[Figure collection entries]
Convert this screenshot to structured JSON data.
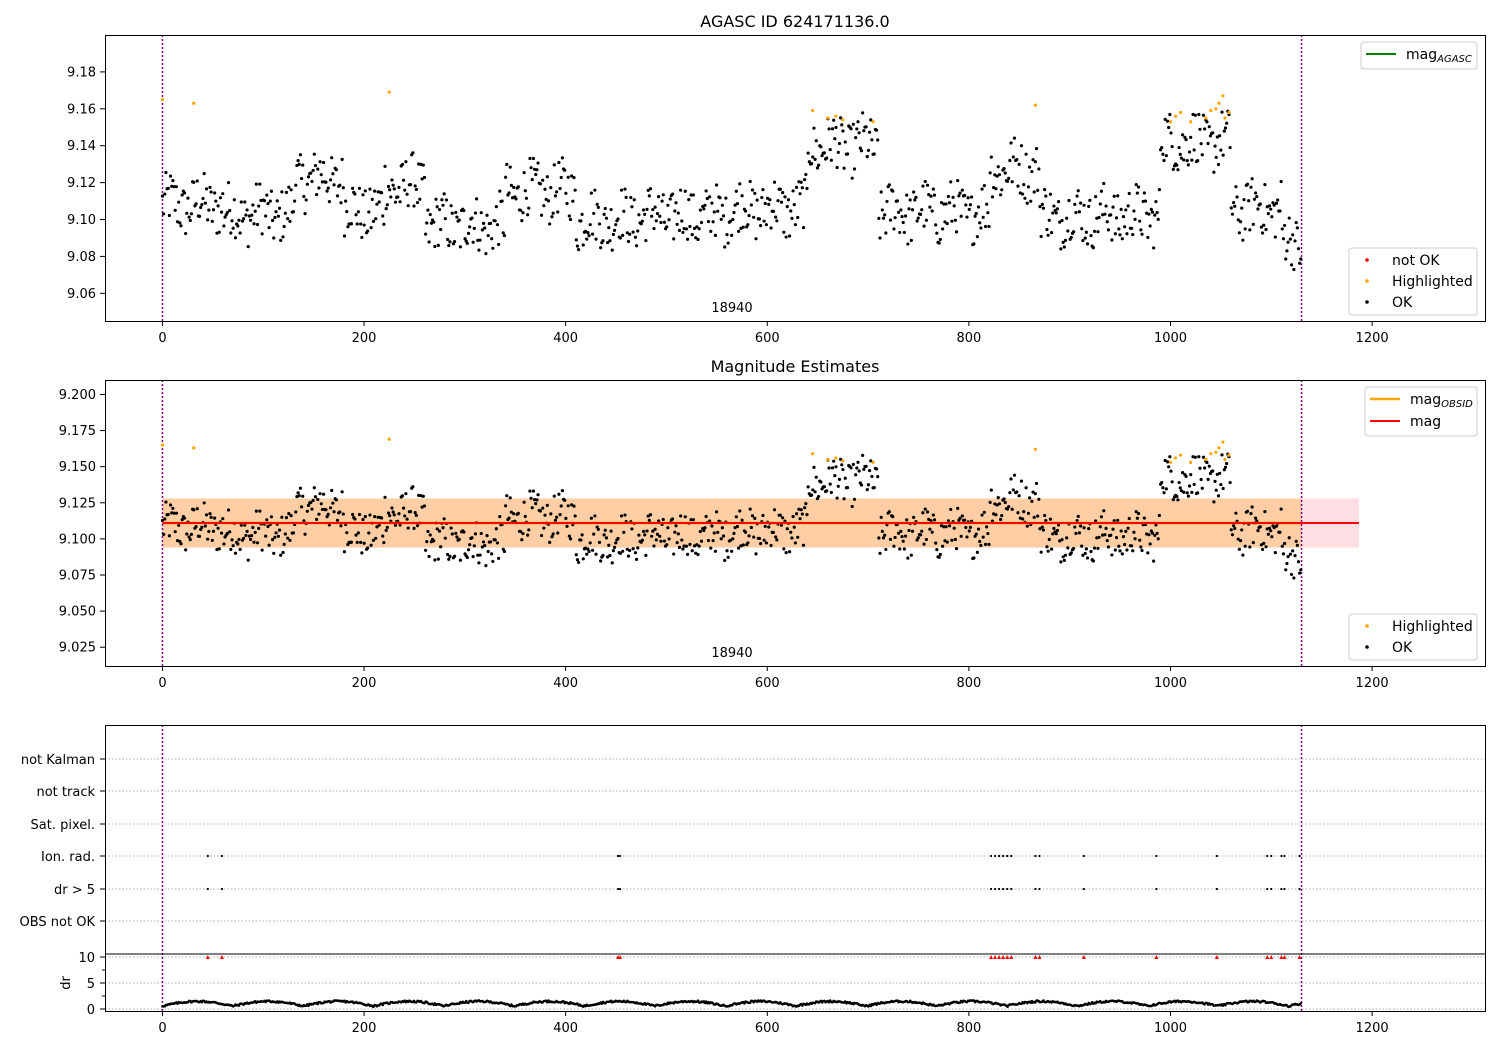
{
  "chart_data": [
    {
      "type": "scatter",
      "title": "AGASC ID 624171136.0",
      "xlim": [
        -57,
        1312
      ],
      "ylim": [
        9.045,
        9.2
      ],
      "xticks": [
        0,
        200,
        400,
        600,
        800,
        1000,
        1200
      ],
      "yticks": [
        "9.06",
        "9.08",
        "9.10",
        "9.12",
        "9.14",
        "9.16",
        "9.18"
      ],
      "annotation": "18940",
      "vlines": [
        0,
        1130
      ],
      "series": [
        {
          "name": "not OK",
          "color": "#ff0000",
          "points": []
        },
        {
          "name": "Highlighted",
          "color": "#ffa500",
          "points": [
            [
              0,
              9.165
            ],
            [
              31,
              9.163
            ],
            [
              225,
              9.169
            ],
            [
              645,
              9.159
            ],
            [
              660,
              9.155
            ],
            [
              668,
              9.156
            ],
            [
              675,
              9.154
            ],
            [
              705,
              9.153
            ],
            [
              866,
              9.162
            ],
            [
              1000,
              9.153
            ],
            [
              1005,
              9.156
            ],
            [
              1010,
              9.158
            ],
            [
              1020,
              9.153
            ],
            [
              1035,
              9.155
            ],
            [
              1040,
              9.159
            ],
            [
              1045,
              9.16
            ],
            [
              1048,
              9.163
            ],
            [
              1052,
              9.167
            ],
            [
              1054,
              9.155
            ],
            [
              1058,
              9.158
            ]
          ]
        },
        {
          "name": "OK",
          "color": "#000000",
          "points": []
        }
      ],
      "lines": [
        {
          "name": "mag_AGASC",
          "color": "#008000"
        }
      ],
      "legends": [
        "top-right",
        "bottom-right"
      ]
    },
    {
      "type": "scatter",
      "title": "Magnitude Estimates",
      "xlim": [
        -57,
        1312
      ],
      "ylim": [
        9.012,
        9.21
      ],
      "xticks": [
        0,
        200,
        400,
        600,
        800,
        1000,
        1200
      ],
      "yticks": [
        "9.025",
        "9.050",
        "9.075",
        "9.100",
        "9.125",
        "9.150",
        "9.175",
        "9.200"
      ],
      "annotation": "18940",
      "vlines": [
        0,
        1130
      ],
      "mag": 9.111,
      "mag_band": [
        9.094,
        9.128
      ],
      "mag_obsid": 9.111,
      "mag_obsid_band": [
        9.094,
        9.128
      ],
      "series": [
        {
          "name": "Highlighted",
          "color": "#ffa500"
        },
        {
          "name": "OK",
          "color": "#000000"
        }
      ],
      "lines": [
        {
          "name": "mag_OBSID",
          "color": "#ffa500"
        },
        {
          "name": "mag",
          "color": "#ff0000"
        }
      ],
      "legends": [
        "top-right",
        "bottom-right"
      ]
    },
    {
      "type": "scatter",
      "xlim": [
        -57,
        1312
      ],
      "xticks": [
        0,
        200,
        400,
        600,
        800,
        1000,
        1200
      ],
      "flag_rows": [
        "not Kalman",
        "not track",
        "Sat. pixel.",
        "Ion. rad.",
        "dr > 5",
        "OBS not OK"
      ],
      "flag_events": {
        "Ion. rad.": [
          45,
          59,
          452,
          454,
          822,
          826,
          830,
          834,
          838,
          842,
          866,
          870,
          914,
          986,
          1046,
          1096,
          1100,
          1110,
          1113,
          1128
        ],
        "dr > 5": [
          45,
          59,
          452,
          454,
          822,
          826,
          830,
          834,
          838,
          842,
          866,
          870,
          914,
          986,
          1046,
          1096,
          1100,
          1110,
          1113,
          1128
        ]
      },
      "dr_ylabel": "dr",
      "dr_yticks": [
        "0",
        "5",
        "10"
      ],
      "dr_clip": 10
    }
  ],
  "colors": {
    "ok": "#000000",
    "highlighted": "#ffa500",
    "not_ok": "#ff0000",
    "agasc_line": "#008000",
    "mag_line": "#ff0000",
    "obsid_line": "#ffa500",
    "vline": "#800080"
  }
}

§ WHAT YOU SHOULD DO
How many lines of these entries contain "title"? Answer with the number and nothing else.

§ RESPONSE TO THIS EXERCISE
2